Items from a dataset
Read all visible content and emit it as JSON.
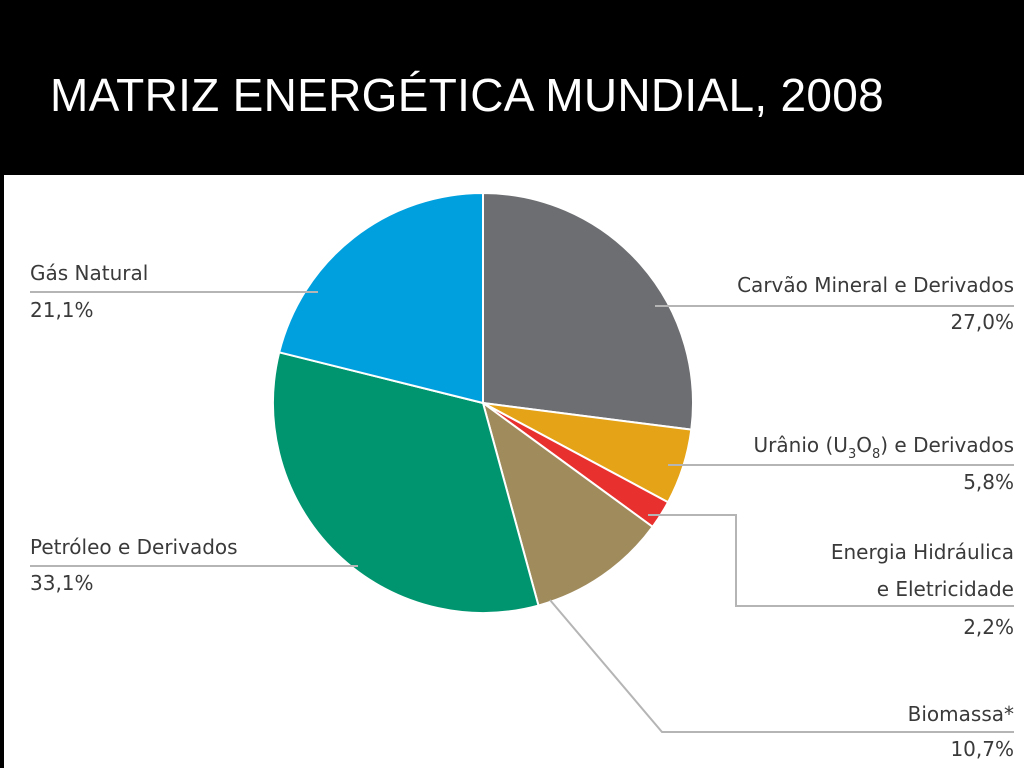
{
  "header": {
    "title": "MATRIZ ENERGÉTICA MUNDIAL, 2008"
  },
  "chart_data": {
    "type": "pie",
    "title": "MATRIZ ENERGÉTICA MUNDIAL, 2008",
    "unit": "%",
    "slices": [
      {
        "label": "Carvão Mineral e Derivados",
        "value": 27.0,
        "value_label": "27,0%",
        "color": "#6d6e71"
      },
      {
        "label": "Urânio (U3O8) e Derivados",
        "value": 5.8,
        "value_label": "5,8%",
        "color": "#e5a317"
      },
      {
        "label": "Energia Hidráulica e Eletricidade",
        "label_lines": [
          "Energia Hidráulica",
          "e Eletricidade"
        ],
        "value": 2.2,
        "value_label": "2,2%",
        "color": "#e8312f"
      },
      {
        "label": "Biomassa*",
        "value": 10.7,
        "value_label": "10,7%",
        "color": "#a08b5d"
      },
      {
        "label": "Petróleo e Derivados",
        "value": 33.1,
        "value_label": "33,1%",
        "color": "#00956f"
      },
      {
        "label": "Gás Natural",
        "value": 21.1,
        "value_label": "21,1%",
        "color": "#00a0df"
      }
    ]
  }
}
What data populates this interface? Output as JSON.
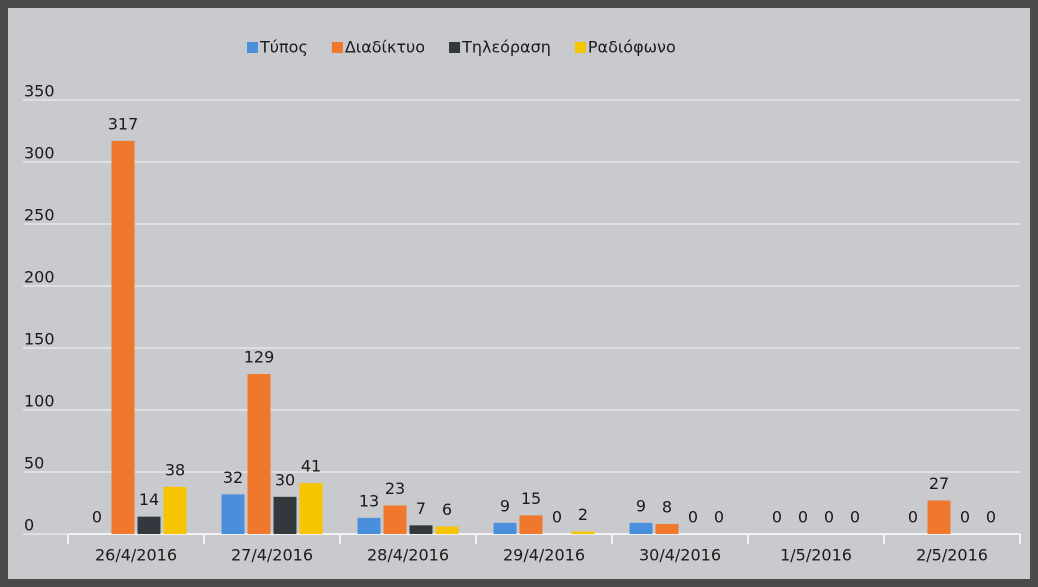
{
  "chart_data": {
    "type": "bar",
    "categories": [
      "26/4/2016",
      "27/4/2016",
      "28/4/2016",
      "29/4/2016",
      "30/4/2016",
      "1/5/2016",
      "2/5/2016"
    ],
    "series": [
      {
        "name": "Τύπος",
        "color": "#4a8fdc",
        "values": [
          0,
          32,
          13,
          9,
          9,
          0,
          0
        ]
      },
      {
        "name": "Διαδίκτυο",
        "color": "#f0782c",
        "values": [
          317,
          129,
          23,
          15,
          8,
          0,
          27
        ]
      },
      {
        "name": "Τηλεόραση",
        "color": "#32383e",
        "values": [
          14,
          30,
          7,
          0,
          0,
          0,
          0
        ]
      },
      {
        "name": "Ραδιόφωνο",
        "color": "#f6c500",
        "values": [
          38,
          41,
          6,
          2,
          0,
          0,
          0
        ]
      }
    ],
    "ylim": [
      0,
      350
    ],
    "yticks": [
      0,
      50,
      100,
      150,
      200,
      250,
      300,
      350
    ],
    "grid": true,
    "legend": "top"
  }
}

## Required task
Write the entries above out again exactly, but not the pictures.

## Written response
Read all visible content and emit it as JSON.
{
  "header": {
    "title": "MATRIZ ENERGÉTICA MUNDIAL, 2008"
  },
  "chart_data": {
    "type": "pie",
    "title": "MATRIZ ENERGÉTICA MUNDIAL, 2008",
    "unit": "%",
    "slices": [
      {
        "label": "Carvão Mineral e Derivados",
        "value": 27.0,
        "value_label": "27,0%",
        "color": "#6d6e71"
      },
      {
        "label": "Urânio (U3O8) e Derivados",
        "value": 5.8,
        "value_label": "5,8%",
        "color": "#e5a317"
      },
      {
        "label": "Energia Hidráulica e Eletricidade",
        "label_lines": [
          "Energia Hidráulica",
          "e Eletricidade"
        ],
        "value": 2.2,
        "value_label": "2,2%",
        "color": "#e8312f"
      },
      {
        "label": "Biomassa*",
        "value": 10.7,
        "value_label": "10,7%",
        "color": "#a08b5d"
      },
      {
        "label": "Petróleo e Derivados",
        "value": 33.1,
        "value_label": "33,1%",
        "color": "#00956f"
      },
      {
        "label": "Gás Natural",
        "value": 21.1,
        "value_label": "21,1%",
        "color": "#00a0df"
      }
    ]
  }
}
What data populates this interface? Output as JSON.
{
  "chart_data": {
    "type": "bar",
    "categories": [
      "26/4/2016",
      "27/4/2016",
      "28/4/2016",
      "29/4/2016",
      "30/4/2016",
      "1/5/2016",
      "2/5/2016"
    ],
    "series": [
      {
        "name": "Τύπος",
        "color": "#4a8fdc",
        "values": [
          0,
          32,
          13,
          9,
          9,
          0,
          0
        ]
      },
      {
        "name": "Διαδίκτυο",
        "color": "#f0782c",
        "values": [
          317,
          129,
          23,
          15,
          8,
          0,
          27
        ]
      },
      {
        "name": "Τηλεόραση",
        "color": "#32383e",
        "values": [
          14,
          30,
          7,
          0,
          0,
          0,
          0
        ]
      },
      {
        "name": "Ραδιόφωνο",
        "color": "#f6c500",
        "values": [
          38,
          41,
          6,
          2,
          0,
          0,
          0
        ]
      }
    ],
    "ylim": [
      0,
      350
    ],
    "yticks": [
      0,
      50,
      100,
      150,
      200,
      250,
      300,
      350
    ],
    "grid": true,
    "legend": "top"
  }
}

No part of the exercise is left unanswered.